# EXERCISE
Leave out the pictures. Return every record otherwise untouched.
- Opening Delimiter -
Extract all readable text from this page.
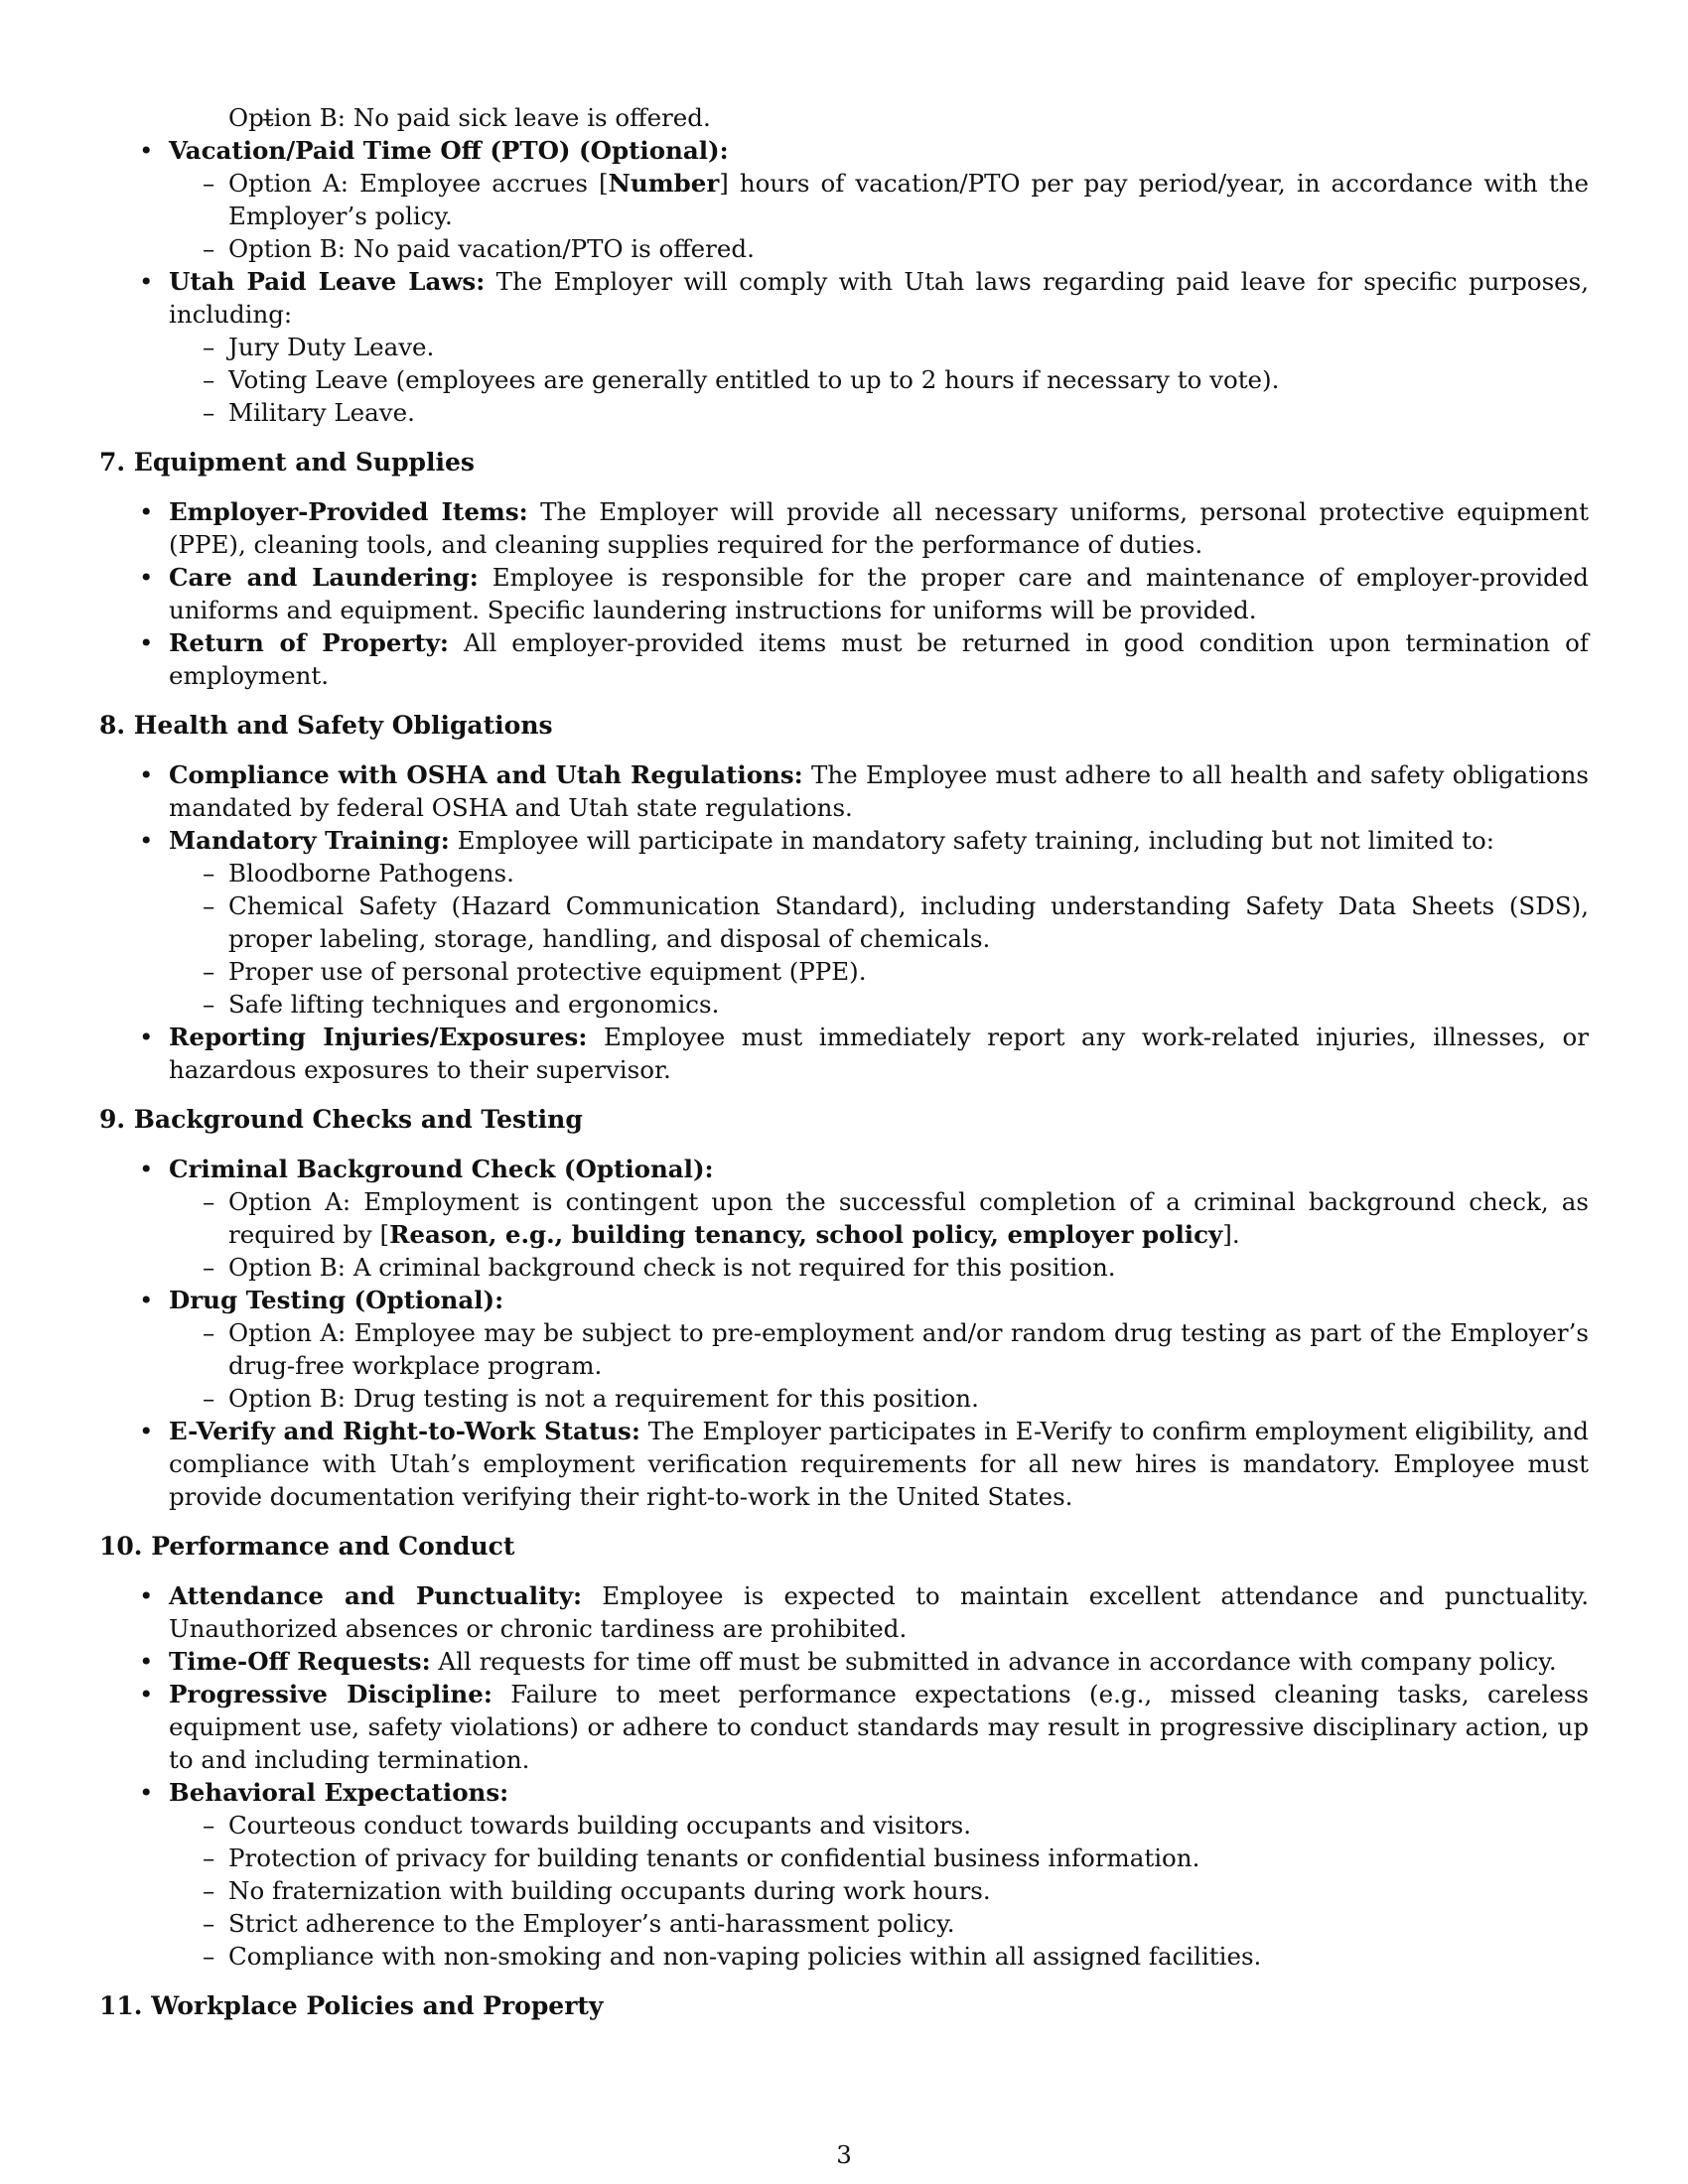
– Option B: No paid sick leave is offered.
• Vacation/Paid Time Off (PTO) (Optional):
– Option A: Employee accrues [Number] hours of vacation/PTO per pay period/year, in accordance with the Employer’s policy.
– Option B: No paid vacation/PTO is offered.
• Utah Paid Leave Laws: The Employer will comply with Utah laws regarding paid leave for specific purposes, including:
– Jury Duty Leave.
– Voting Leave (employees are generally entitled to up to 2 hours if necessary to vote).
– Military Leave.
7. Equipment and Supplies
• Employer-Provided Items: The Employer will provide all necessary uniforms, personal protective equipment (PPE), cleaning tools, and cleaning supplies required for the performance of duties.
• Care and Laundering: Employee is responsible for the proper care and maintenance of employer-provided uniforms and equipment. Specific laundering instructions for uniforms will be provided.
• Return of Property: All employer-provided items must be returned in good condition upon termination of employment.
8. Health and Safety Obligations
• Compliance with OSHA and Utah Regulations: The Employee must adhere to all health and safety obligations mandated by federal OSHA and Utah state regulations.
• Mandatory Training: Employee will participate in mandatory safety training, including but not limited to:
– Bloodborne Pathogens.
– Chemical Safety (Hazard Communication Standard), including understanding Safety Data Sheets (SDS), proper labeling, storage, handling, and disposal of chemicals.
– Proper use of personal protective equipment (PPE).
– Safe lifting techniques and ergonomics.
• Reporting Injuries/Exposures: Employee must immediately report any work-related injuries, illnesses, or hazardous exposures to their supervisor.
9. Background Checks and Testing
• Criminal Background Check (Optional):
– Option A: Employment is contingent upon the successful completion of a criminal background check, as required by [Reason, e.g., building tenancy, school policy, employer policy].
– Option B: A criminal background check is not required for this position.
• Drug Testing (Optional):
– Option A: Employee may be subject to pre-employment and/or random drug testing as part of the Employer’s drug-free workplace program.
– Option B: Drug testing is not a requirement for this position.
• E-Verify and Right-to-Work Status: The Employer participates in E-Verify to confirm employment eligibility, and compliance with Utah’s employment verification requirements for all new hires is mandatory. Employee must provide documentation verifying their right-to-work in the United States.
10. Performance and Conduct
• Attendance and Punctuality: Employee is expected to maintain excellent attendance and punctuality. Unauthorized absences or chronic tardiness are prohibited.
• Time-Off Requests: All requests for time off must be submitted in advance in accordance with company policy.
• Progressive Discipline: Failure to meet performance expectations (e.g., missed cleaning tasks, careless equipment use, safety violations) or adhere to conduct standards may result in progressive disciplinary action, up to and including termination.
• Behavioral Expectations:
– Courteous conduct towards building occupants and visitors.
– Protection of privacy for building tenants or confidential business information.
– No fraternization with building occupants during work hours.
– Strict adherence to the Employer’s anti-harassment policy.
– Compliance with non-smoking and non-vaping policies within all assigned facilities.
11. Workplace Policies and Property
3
- Closing Delimiter -
# EXPECTED OUTPUT
Extract all readable text from this page.
– Option B: No paid sick leave is offered.
• Vacation/Paid Time Off (PTO) (Optional):
– Option A: Employee accrues [Number] hours of vacation/PTO per pay period/year, in accordance with the Employer’s policy.
– Option B: No paid vacation/PTO is offered.
• Utah Paid Leave Laws: The Employer will comply with Utah laws regarding paid leave for specific purposes, including:
– Jury Duty Leave.
– Voting Leave (employees are generally entitled to up to 2 hours if necessary to vote).
– Military Leave.
7. Equipment and Supplies
• Employer-Provided Items: The Employer will provide all necessary uniforms, personal protective equipment (PPE), cleaning tools, and cleaning supplies required for the performance of duties.
• Care and Laundering: Employee is responsible for the proper care and maintenance of employer-provided uniforms and equipment. Specific laundering instructions for uniforms will be provided.
• Return of Property: All employer-provided items must be returned in good condition upon termination of employment.
8. Health and Safety Obligations
• Compliance with OSHA and Utah Regulations: The Employee must adhere to all health and safety obligations mandated by federal OSHA and Utah state regulations.
• Mandatory Training: Employee will participate in mandatory safety training, including but not limited to:
– Bloodborne Pathogens.
– Chemical Safety (Hazard Communication Standard), including understanding Safety Data Sheets (SDS), proper labeling, storage, handling, and disposal of chemicals.
– Proper use of personal protective equipment (PPE).
– Safe lifting techniques and ergonomics.
• Reporting Injuries/Exposures: Employee must immediately report any work-related injuries, illnesses, or hazardous exposures to their supervisor.
9. Background Checks and Testing
• Criminal Background Check (Optional):
– Option A: Employment is contingent upon the successful completion of a criminal background check, as required by [Reason, e.g., building tenancy, school policy, employer policy].
– Option B: A criminal background check is not required for this position.
• Drug Testing (Optional):
– Option A: Employee may be subject to pre-employment and/or random drug testing as part of the Employer’s drug-free workplace program.
– Option B: Drug testing is not a requirement for this position.
• E-Verify and Right-to-Work Status: The Employer participates in E-Verify to confirm employment eligibility, and compliance with Utah’s employment verification requirements for all new hires is mandatory. Employee must provide documentation verifying their right-to-work in the United States.
10. Performance and Conduct
• Attendance and Punctuality: Employee is expected to maintain excellent attendance and punctuality. Unauthorized absences or chronic tardiness are prohibited.
• Time-Off Requests: All requests for time off must be submitted in advance in accordance with company policy.
• Progressive Discipline: Failure to meet performance expectations (e.g., missed cleaning tasks, careless equipment use, safety violations) or adhere to conduct standards may result in progressive disciplinary action, up to and including termination.
• Behavioral Expectations:
– Courteous conduct towards building occupants and visitors.
– Protection of privacy for building tenants or confidential business information.
– No fraternization with building occupants during work hours.
– Strict adherence to the Employer’s anti-harassment policy.
– Compliance with non-smoking and non-vaping policies within all assigned facilities.
11. Workplace Policies and Property
3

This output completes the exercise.